▸ **Instructions for the task**: Look through the records below, count the lines with the word "this", and reply with only the number.

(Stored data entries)
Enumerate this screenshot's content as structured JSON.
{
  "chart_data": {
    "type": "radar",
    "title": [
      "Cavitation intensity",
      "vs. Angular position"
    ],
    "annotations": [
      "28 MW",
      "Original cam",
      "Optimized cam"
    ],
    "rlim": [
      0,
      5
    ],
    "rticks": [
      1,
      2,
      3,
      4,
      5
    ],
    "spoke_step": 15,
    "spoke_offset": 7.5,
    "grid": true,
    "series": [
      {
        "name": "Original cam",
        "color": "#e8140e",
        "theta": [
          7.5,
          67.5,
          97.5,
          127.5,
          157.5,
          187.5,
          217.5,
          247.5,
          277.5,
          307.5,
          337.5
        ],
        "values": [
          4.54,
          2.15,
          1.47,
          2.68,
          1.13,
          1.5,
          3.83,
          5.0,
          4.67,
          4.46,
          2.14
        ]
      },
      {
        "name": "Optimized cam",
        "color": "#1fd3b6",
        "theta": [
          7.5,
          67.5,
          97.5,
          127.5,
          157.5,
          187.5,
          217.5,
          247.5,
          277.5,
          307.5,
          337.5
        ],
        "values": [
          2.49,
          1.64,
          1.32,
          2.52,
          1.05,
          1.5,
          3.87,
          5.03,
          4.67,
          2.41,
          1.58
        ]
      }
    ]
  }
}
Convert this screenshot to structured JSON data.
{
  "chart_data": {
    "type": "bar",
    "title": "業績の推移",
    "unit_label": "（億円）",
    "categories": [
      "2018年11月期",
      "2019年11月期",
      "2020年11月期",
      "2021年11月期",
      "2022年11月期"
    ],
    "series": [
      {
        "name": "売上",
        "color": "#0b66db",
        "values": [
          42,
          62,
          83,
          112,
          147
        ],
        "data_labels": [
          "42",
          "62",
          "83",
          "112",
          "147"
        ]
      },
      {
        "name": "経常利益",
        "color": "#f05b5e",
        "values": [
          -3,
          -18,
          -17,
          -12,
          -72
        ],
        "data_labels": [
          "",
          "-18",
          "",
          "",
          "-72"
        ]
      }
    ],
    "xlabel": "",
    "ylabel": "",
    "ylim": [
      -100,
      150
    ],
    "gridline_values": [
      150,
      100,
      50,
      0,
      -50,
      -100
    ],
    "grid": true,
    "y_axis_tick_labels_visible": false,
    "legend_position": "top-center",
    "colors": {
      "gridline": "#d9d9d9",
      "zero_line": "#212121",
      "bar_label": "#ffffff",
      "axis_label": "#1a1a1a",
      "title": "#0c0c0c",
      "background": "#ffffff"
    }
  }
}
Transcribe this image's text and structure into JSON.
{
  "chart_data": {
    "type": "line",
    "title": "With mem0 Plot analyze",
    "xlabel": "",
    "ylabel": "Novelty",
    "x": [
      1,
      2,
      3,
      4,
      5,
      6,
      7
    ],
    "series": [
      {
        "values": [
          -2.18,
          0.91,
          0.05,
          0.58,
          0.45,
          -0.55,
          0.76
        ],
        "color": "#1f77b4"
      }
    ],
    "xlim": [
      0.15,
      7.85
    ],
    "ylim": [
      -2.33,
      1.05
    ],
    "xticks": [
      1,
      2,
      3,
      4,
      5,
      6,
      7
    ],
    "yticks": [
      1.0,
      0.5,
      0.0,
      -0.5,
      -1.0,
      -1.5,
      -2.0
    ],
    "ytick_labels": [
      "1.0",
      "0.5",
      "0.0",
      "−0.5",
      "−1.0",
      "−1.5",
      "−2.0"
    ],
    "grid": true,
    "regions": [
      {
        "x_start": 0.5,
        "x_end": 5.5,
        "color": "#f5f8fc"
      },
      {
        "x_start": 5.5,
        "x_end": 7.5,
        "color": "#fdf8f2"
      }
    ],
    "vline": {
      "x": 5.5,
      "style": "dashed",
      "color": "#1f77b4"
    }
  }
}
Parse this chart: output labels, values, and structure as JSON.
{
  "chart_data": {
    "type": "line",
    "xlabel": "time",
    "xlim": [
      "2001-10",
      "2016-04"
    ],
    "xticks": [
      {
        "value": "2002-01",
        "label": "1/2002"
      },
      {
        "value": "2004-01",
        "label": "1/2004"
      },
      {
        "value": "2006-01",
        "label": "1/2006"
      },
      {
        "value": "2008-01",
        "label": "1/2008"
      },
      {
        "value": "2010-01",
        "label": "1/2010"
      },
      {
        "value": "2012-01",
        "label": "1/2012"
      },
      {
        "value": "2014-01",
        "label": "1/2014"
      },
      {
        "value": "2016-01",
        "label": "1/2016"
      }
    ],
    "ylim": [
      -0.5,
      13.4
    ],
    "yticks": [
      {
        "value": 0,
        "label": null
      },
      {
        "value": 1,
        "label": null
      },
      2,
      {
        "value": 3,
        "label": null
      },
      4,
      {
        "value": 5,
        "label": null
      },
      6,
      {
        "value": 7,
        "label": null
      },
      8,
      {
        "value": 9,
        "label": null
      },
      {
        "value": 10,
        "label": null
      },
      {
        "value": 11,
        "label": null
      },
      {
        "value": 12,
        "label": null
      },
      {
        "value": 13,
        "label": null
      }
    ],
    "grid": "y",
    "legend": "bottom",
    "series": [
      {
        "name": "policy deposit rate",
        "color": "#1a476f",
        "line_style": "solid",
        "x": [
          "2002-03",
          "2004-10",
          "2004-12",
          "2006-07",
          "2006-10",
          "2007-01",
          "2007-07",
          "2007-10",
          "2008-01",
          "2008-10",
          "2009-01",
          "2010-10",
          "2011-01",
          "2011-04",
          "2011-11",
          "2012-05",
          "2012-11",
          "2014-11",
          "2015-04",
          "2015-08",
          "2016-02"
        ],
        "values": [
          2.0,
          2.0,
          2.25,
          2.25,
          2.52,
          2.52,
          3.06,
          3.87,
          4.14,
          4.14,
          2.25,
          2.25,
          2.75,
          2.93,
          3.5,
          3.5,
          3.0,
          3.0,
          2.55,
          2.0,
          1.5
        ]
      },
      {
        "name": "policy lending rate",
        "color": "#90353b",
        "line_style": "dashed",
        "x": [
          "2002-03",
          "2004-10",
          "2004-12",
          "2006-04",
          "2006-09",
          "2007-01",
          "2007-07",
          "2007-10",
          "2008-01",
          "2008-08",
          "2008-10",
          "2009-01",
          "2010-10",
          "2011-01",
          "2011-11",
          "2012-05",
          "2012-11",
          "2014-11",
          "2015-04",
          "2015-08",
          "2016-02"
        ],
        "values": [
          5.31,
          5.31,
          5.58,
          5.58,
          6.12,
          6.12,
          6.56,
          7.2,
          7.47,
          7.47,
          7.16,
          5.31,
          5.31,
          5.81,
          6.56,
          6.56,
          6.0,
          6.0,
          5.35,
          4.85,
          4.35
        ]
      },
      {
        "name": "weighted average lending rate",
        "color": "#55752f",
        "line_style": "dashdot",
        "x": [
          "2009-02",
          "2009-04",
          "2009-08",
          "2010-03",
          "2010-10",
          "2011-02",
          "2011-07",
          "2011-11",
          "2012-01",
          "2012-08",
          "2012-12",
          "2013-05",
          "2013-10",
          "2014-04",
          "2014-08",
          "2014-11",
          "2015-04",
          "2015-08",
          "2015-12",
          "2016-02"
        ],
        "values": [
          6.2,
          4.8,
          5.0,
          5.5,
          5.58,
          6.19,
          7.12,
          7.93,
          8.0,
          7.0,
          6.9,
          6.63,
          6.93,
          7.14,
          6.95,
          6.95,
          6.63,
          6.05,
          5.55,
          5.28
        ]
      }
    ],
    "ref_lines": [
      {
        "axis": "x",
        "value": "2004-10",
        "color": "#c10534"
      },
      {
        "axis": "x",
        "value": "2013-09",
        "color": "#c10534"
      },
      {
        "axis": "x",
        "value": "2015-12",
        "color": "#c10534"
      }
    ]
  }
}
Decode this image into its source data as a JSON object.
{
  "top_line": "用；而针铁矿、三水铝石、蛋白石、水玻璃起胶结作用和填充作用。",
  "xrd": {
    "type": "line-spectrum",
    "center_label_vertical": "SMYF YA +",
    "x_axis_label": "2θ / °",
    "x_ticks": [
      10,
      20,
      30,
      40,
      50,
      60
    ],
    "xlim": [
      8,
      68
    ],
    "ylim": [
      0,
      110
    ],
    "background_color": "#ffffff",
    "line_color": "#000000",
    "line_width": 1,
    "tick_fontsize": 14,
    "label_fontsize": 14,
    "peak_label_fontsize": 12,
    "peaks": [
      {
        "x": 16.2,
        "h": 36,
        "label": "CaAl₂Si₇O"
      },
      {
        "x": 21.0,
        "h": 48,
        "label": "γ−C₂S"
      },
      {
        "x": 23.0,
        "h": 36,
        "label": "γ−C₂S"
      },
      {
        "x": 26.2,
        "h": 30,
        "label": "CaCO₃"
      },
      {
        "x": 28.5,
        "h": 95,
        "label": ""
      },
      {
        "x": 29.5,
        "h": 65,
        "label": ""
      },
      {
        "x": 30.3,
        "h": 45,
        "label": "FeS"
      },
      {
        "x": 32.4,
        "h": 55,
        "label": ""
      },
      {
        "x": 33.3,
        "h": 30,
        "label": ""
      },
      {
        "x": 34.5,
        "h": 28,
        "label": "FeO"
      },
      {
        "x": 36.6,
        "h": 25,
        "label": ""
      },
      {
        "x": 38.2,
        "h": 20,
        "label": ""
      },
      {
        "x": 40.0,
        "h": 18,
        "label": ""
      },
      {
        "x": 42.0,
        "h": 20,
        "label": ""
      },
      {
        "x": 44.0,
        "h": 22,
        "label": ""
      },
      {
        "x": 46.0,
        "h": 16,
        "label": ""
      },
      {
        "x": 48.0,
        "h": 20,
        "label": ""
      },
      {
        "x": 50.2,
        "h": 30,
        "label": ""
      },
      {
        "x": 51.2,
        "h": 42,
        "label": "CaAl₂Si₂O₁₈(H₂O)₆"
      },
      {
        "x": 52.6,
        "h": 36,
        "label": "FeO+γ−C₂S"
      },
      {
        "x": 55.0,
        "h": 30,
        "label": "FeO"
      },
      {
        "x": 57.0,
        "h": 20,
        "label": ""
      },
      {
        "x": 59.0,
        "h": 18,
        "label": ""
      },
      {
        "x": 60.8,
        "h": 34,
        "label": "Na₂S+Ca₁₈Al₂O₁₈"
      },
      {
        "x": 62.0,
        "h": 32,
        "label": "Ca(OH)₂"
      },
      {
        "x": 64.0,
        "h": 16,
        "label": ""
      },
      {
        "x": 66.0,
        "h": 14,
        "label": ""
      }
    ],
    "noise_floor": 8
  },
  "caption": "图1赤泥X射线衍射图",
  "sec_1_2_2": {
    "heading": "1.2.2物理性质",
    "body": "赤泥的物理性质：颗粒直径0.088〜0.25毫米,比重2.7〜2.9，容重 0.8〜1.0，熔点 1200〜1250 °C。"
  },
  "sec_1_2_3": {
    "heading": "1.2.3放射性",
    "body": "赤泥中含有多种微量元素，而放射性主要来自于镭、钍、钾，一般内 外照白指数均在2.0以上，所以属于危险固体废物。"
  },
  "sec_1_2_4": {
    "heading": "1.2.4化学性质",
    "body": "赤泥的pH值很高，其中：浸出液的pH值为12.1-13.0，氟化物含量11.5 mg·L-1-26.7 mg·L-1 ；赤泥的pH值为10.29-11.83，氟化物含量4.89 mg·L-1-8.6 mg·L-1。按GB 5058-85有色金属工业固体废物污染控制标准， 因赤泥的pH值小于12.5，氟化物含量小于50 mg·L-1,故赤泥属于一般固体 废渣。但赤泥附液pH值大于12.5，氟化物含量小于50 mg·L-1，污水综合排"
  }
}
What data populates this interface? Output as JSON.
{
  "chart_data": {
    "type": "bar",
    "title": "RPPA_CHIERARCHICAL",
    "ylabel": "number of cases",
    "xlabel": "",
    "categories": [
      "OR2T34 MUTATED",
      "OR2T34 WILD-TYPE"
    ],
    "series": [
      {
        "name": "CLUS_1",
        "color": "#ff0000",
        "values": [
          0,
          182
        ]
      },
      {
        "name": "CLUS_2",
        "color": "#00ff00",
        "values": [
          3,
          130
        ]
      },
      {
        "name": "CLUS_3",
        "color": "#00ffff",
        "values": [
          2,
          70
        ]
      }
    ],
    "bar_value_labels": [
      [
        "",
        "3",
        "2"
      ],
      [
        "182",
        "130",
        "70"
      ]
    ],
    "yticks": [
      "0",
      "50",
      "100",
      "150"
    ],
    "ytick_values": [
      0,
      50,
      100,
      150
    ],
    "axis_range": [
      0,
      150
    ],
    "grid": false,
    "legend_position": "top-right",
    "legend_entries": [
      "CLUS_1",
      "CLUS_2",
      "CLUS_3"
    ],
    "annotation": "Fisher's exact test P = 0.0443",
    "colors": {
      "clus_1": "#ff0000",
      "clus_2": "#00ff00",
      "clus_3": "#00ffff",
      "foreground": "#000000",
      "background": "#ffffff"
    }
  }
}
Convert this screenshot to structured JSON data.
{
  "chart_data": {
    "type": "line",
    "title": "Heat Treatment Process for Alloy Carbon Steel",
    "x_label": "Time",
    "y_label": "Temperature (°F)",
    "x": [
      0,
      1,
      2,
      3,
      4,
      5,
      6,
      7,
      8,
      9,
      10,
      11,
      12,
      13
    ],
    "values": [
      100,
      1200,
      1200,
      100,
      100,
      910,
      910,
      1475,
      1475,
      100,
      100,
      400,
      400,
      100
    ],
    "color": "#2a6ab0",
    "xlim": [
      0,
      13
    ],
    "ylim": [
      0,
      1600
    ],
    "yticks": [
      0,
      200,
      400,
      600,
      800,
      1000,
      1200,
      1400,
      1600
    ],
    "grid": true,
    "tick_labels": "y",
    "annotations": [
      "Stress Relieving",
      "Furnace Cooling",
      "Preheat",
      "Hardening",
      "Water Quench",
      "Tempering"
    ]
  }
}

▸ **Response**: 7